Material to process
[start]
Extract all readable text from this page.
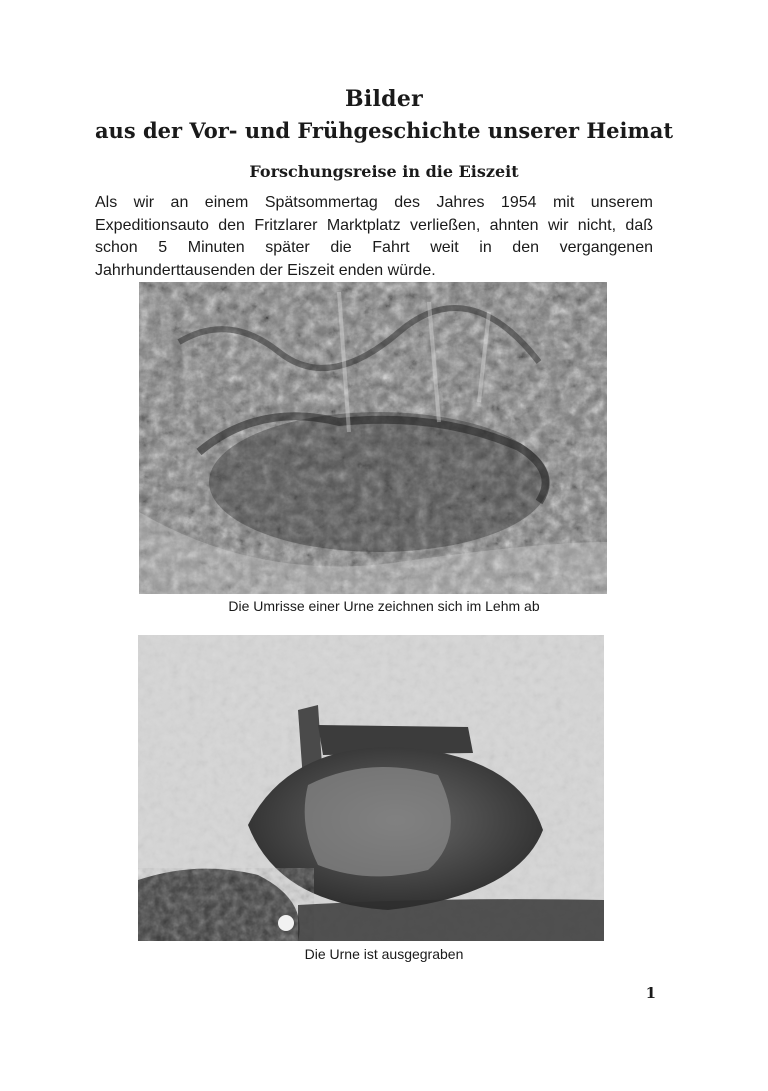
Bilder
aus der Vor- und Frühgeschichte unserer Heimat
Forschungsreise in die Eiszeit
Als wir an einem Spätsommertag des Jahres 1954 mit unserem Expeditionsauto den Fritzlarer Marktplatz verließen, ahnten wir nicht, daß schon 5 Minuten später die Fahrt weit in den vergangenen Jahrhunderttausenden der Eiszeit enden würde.
Die Umrisse einer Urne zeichnen sich im Lehm ab
Die Urne ist ausgegraben
1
[end]
Task objective
From the data above, write out everything exactly except the pictures.

Answer to this task
Extract all readable text from this page.
Bilder
aus der Vor- und Frühgeschichte unserer Heimat
Forschungsreise in die Eiszeit
Als wir an einem Spätsommertag des Jahres 1954 mit unserem Expeditionsauto den Fritzlarer Marktplatz verließen, ahnten wir nicht, daß schon 5 Minuten später die Fahrt weit in den vergangenen Jahrhunderttausenden der Eiszeit enden würde.
Die Umrisse einer Urne zeichnen sich im Lehm ab
Die Urne ist ausgegraben
1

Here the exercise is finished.